▶ **RECORD EXCERPTS**
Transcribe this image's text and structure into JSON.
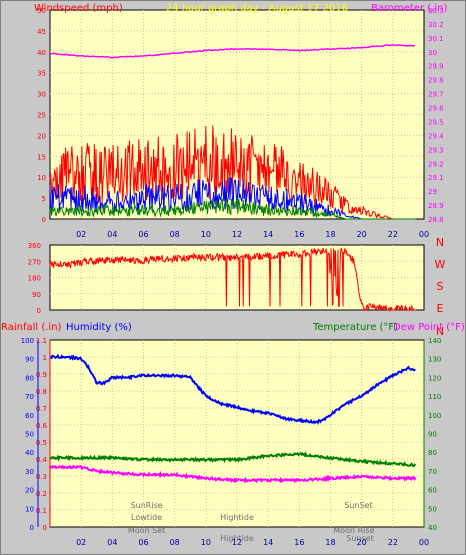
{
  "chart_data": [
    {
      "type": "line",
      "title": "24 hour graph day - August 17 2016",
      "left_axis_label": "Windspeed (mph)",
      "right_axis_label": "Barometer (.in)",
      "left_ylim": [
        0,
        50
      ],
      "left_ticks": [
        "0",
        "5",
        "10",
        "15",
        "20",
        "25",
        "30",
        "35",
        "40",
        "45",
        "50"
      ],
      "right_ylim": [
        28.8,
        30.3
      ],
      "right_ticks": [
        "28.8",
        "28.9",
        "29",
        "29.1",
        "29.2",
        "29.3",
        "29.4",
        "29.5",
        "29.6",
        "29.7",
        "29.8",
        "29.9",
        "30",
        "30.1",
        "30.2",
        "30.3"
      ],
      "x_ticks": [
        "02",
        "04",
        "06",
        "08",
        "10",
        "12",
        "14",
        "16",
        "18",
        "20",
        "22",
        "00"
      ],
      "grid": true,
      "series": [
        {
          "name": "Barometer",
          "axis": "right",
          "color": "#ff00ff",
          "x": [
            0,
            2,
            4,
            6,
            8,
            10,
            12,
            14,
            16,
            18,
            20,
            22,
            23.5
          ],
          "values": [
            29.99,
            29.97,
            29.96,
            29.97,
            29.99,
            30.01,
            30.02,
            30.02,
            30.01,
            30.02,
            30.03,
            30.05,
            30.04
          ]
        },
        {
          "name": "Wind gust",
          "axis": "left",
          "color": "#ff0000",
          "x": [
            0,
            2,
            4,
            6,
            8,
            10,
            12,
            14,
            16,
            18,
            19,
            20,
            21,
            22,
            23.5
          ],
          "values": [
            10,
            11,
            11,
            12,
            13,
            14,
            13,
            12,
            9,
            6,
            3,
            2,
            1,
            0,
            0
          ]
        },
        {
          "name": "Wind speed",
          "axis": "left",
          "color": "#0000ff",
          "x": [
            0,
            2,
            4,
            6,
            8,
            10,
            12,
            14,
            16,
            18,
            19,
            20,
            21,
            23.5
          ],
          "values": [
            5,
            5,
            4,
            5,
            5,
            6,
            6,
            5,
            4,
            2,
            1,
            0,
            0,
            0
          ]
        },
        {
          "name": "Wind average",
          "axis": "left",
          "color": "#008000",
          "x": [
            0,
            2,
            4,
            6,
            8,
            10,
            12,
            14,
            16,
            18,
            19,
            20,
            23.5
          ],
          "values": [
            2,
            2,
            2,
            2,
            2,
            3,
            3,
            2,
            2,
            1,
            0,
            0,
            0
          ]
        }
      ]
    },
    {
      "type": "line",
      "ylim": [
        0,
        360
      ],
      "left_ticks": [
        "0",
        "90",
        "180",
        "270",
        "360"
      ],
      "compass_labels": [
        "N",
        "W",
        "S",
        "E",
        "N"
      ],
      "grid": true,
      "series": [
        {
          "name": "Wind direction",
          "color": "#ff0000",
          "x": [
            0,
            1,
            2,
            4,
            6,
            8,
            10,
            12,
            14,
            16,
            18,
            19,
            19.5,
            20,
            22,
            23.5
          ],
          "values": [
            260,
            245,
            265,
            280,
            275,
            285,
            295,
            290,
            300,
            310,
            330,
            320,
            270,
            20,
            5,
            5
          ]
        }
      ]
    },
    {
      "type": "line",
      "rain_label": "Rainfall (.in)",
      "humidity_label": "Humidity (%)",
      "temperature_label": "Temperature (°F)",
      "dewpoint_label": "Dew Point (°F)",
      "humidity_ylim": [
        0,
        100
      ],
      "humidity_ticks": [
        "0",
        "10",
        "20",
        "30",
        "40",
        "50",
        "60",
        "70",
        "80",
        "90",
        "100"
      ],
      "rain_ylim": [
        0,
        1.1
      ],
      "rain_ticks": [
        "0",
        "0.1",
        "0.2",
        "0.3",
        "0.4",
        "0.5",
        "0.6",
        "0.7",
        "0.8",
        "0.9",
        "1",
        "1.1"
      ],
      "temp_ylim": [
        40,
        140
      ],
      "temp_ticks": [
        "40",
        "50",
        "60",
        "70",
        "80",
        "90",
        "100",
        "110",
        "120",
        "130",
        "140"
      ],
      "x_ticks": [
        "02",
        "04",
        "06",
        "08",
        "10",
        "12",
        "14",
        "16",
        "18",
        "20",
        "22",
        "00"
      ],
      "grid": true,
      "series": [
        {
          "name": "Humidity",
          "axis": "humidity",
          "color": "#0000ff",
          "x": [
            0,
            1,
            2,
            2.5,
            3,
            3.5,
            4,
            5,
            6,
            7,
            8,
            9,
            9.5,
            10,
            11,
            12,
            13,
            14,
            15,
            16,
            17,
            17.5,
            18,
            19,
            20,
            21,
            22,
            23,
            23.5
          ],
          "values": [
            91,
            91,
            90,
            85,
            77,
            77,
            80,
            80,
            81,
            81,
            81,
            80,
            75,
            70,
            66,
            64,
            62,
            61,
            58,
            57,
            56,
            57,
            60,
            66,
            70,
            76,
            81,
            85,
            84
          ]
        },
        {
          "name": "Temperature",
          "axis": "temp",
          "color": "#008000",
          "x": [
            0,
            2,
            4,
            6,
            8,
            10,
            12,
            14,
            16,
            18,
            20,
            22,
            23.5
          ],
          "values": [
            77,
            77,
            77,
            76,
            76,
            76,
            76,
            78,
            79,
            77,
            75,
            74,
            73
          ]
        },
        {
          "name": "Dew Point",
          "axis": "temp",
          "color": "#ff00ff",
          "x": [
            0,
            2,
            3,
            4,
            6,
            8,
            10,
            12,
            14,
            16,
            18,
            20,
            22,
            23.5
          ],
          "values": [
            72,
            72,
            70,
            69,
            68,
            68,
            66,
            65,
            65,
            65,
            66,
            67,
            66,
            66
          ]
        }
      ],
      "annotations": [
        {
          "text": "SunRise",
          "x": 6.2,
          "row": 0
        },
        {
          "text": "Lowtide",
          "x": 6.2,
          "row": 1
        },
        {
          "text": "Moon Set",
          "x": 6.2,
          "row": 2
        },
        {
          "text": "Hightide",
          "x": 12.0,
          "row": 1
        },
        {
          "text": "Hightide",
          "x": 12.0,
          "row": 3
        },
        {
          "text": "SunSet",
          "x": 19.8,
          "row": 0
        },
        {
          "text": "Moon Rise",
          "x": 19.5,
          "row": 2
        },
        {
          "text": "Sunset",
          "x": 19.9,
          "row": 3
        }
      ]
    }
  ]
}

▶ **WHAT IS NEEDED**
All records should be output exactly, with the pictures left out.

▶ **TASK SOLUTION**
Transcribe this image's text and structure into JSON.
{
  "chart_data": [
    {
      "type": "line",
      "title": "24 hour graph day - August 17 2016",
      "left_axis_label": "Windspeed (mph)",
      "right_axis_label": "Barometer (.in)",
      "left_ylim": [
        0,
        50
      ],
      "left_ticks": [
        "0",
        "5",
        "10",
        "15",
        "20",
        "25",
        "30",
        "35",
        "40",
        "45",
        "50"
      ],
      "right_ylim": [
        28.8,
        30.3
      ],
      "right_ticks": [
        "28.8",
        "28.9",
        "29",
        "29.1",
        "29.2",
        "29.3",
        "29.4",
        "29.5",
        "29.6",
        "29.7",
        "29.8",
        "29.9",
        "30",
        "30.1",
        "30.2",
        "30.3"
      ],
      "x_ticks": [
        "02",
        "04",
        "06",
        "08",
        "10",
        "12",
        "14",
        "16",
        "18",
        "20",
        "22",
        "00"
      ],
      "grid": true,
      "series": [
        {
          "name": "Barometer",
          "axis": "right",
          "color": "#ff00ff",
          "x": [
            0,
            2,
            4,
            6,
            8,
            10,
            12,
            14,
            16,
            18,
            20,
            22,
            23.5
          ],
          "values": [
            29.99,
            29.97,
            29.96,
            29.97,
            29.99,
            30.01,
            30.02,
            30.02,
            30.01,
            30.02,
            30.03,
            30.05,
            30.04
          ]
        },
        {
          "name": "Wind gust",
          "axis": "left",
          "color": "#ff0000",
          "x": [
            0,
            2,
            4,
            6,
            8,
            10,
            12,
            14,
            16,
            18,
            19,
            20,
            21,
            22,
            23.5
          ],
          "values": [
            10,
            11,
            11,
            12,
            13,
            14,
            13,
            12,
            9,
            6,
            3,
            2,
            1,
            0,
            0
          ]
        },
        {
          "name": "Wind speed",
          "axis": "left",
          "color": "#0000ff",
          "x": [
            0,
            2,
            4,
            6,
            8,
            10,
            12,
            14,
            16,
            18,
            19,
            20,
            21,
            23.5
          ],
          "values": [
            5,
            5,
            4,
            5,
            5,
            6,
            6,
            5,
            4,
            2,
            1,
            0,
            0,
            0
          ]
        },
        {
          "name": "Wind average",
          "axis": "left",
          "color": "#008000",
          "x": [
            0,
            2,
            4,
            6,
            8,
            10,
            12,
            14,
            16,
            18,
            19,
            20,
            23.5
          ],
          "values": [
            2,
            2,
            2,
            2,
            2,
            3,
            3,
            2,
            2,
            1,
            0,
            0,
            0
          ]
        }
      ]
    },
    {
      "type": "line",
      "ylim": [
        0,
        360
      ],
      "left_ticks": [
        "0",
        "90",
        "180",
        "270",
        "360"
      ],
      "compass_labels": [
        "N",
        "W",
        "S",
        "E",
        "N"
      ],
      "grid": true,
      "series": [
        {
          "name": "Wind direction",
          "color": "#ff0000",
          "x": [
            0,
            1,
            2,
            4,
            6,
            8,
            10,
            12,
            14,
            16,
            18,
            19,
            19.5,
            20,
            22,
            23.5
          ],
          "values": [
            260,
            245,
            265,
            280,
            275,
            285,
            295,
            290,
            300,
            310,
            330,
            320,
            270,
            20,
            5,
            5
          ]
        }
      ]
    },
    {
      "type": "line",
      "rain_label": "Rainfall (.in)",
      "humidity_label": "Humidity (%)",
      "temperature_label": "Temperature (°F)",
      "dewpoint_label": "Dew Point (°F)",
      "humidity_ylim": [
        0,
        100
      ],
      "humidity_ticks": [
        "0",
        "10",
        "20",
        "30",
        "40",
        "50",
        "60",
        "70",
        "80",
        "90",
        "100"
      ],
      "rain_ylim": [
        0,
        1.1
      ],
      "rain_ticks": [
        "0",
        "0.1",
        "0.2",
        "0.3",
        "0.4",
        "0.5",
        "0.6",
        "0.7",
        "0.8",
        "0.9",
        "1",
        "1.1"
      ],
      "temp_ylim": [
        40,
        140
      ],
      "temp_ticks": [
        "40",
        "50",
        "60",
        "70",
        "80",
        "90",
        "100",
        "110",
        "120",
        "130",
        "140"
      ],
      "x_ticks": [
        "02",
        "04",
        "06",
        "08",
        "10",
        "12",
        "14",
        "16",
        "18",
        "20",
        "22",
        "00"
      ],
      "grid": true,
      "series": [
        {
          "name": "Humidity",
          "axis": "humidity",
          "color": "#0000ff",
          "x": [
            0,
            1,
            2,
            2.5,
            3,
            3.5,
            4,
            5,
            6,
            7,
            8,
            9,
            9.5,
            10,
            11,
            12,
            13,
            14,
            15,
            16,
            17,
            17.5,
            18,
            19,
            20,
            21,
            22,
            23,
            23.5
          ],
          "values": [
            91,
            91,
            90,
            85,
            77,
            77,
            80,
            80,
            81,
            81,
            81,
            80,
            75,
            70,
            66,
            64,
            62,
            61,
            58,
            57,
            56,
            57,
            60,
            66,
            70,
            76,
            81,
            85,
            84
          ]
        },
        {
          "name": "Temperature",
          "axis": "temp",
          "color": "#008000",
          "x": [
            0,
            2,
            4,
            6,
            8,
            10,
            12,
            14,
            16,
            18,
            20,
            22,
            23.5
          ],
          "values": [
            77,
            77,
            77,
            76,
            76,
            76,
            76,
            78,
            79,
            77,
            75,
            74,
            73
          ]
        },
        {
          "name": "Dew Point",
          "axis": "temp",
          "color": "#ff00ff",
          "x": [
            0,
            2,
            3,
            4,
            6,
            8,
            10,
            12,
            14,
            16,
            18,
            20,
            22,
            23.5
          ],
          "values": [
            72,
            72,
            70,
            69,
            68,
            68,
            66,
            65,
            65,
            65,
            66,
            67,
            66,
            66
          ]
        }
      ],
      "annotations": [
        {
          "text": "SunRise",
          "x": 6.2,
          "row": 0
        },
        {
          "text": "Lowtide",
          "x": 6.2,
          "row": 1
        },
        {
          "text": "Moon Set",
          "x": 6.2,
          "row": 2
        },
        {
          "text": "Hightide",
          "x": 12.0,
          "row": 1
        },
        {
          "text": "Hightide",
          "x": 12.0,
          "row": 3
        },
        {
          "text": "SunSet",
          "x": 19.8,
          "row": 0
        },
        {
          "text": "Moon Rise",
          "x": 19.5,
          "row": 2
        },
        {
          "text": "Sunset",
          "x": 19.9,
          "row": 3
        }
      ]
    }
  ]
}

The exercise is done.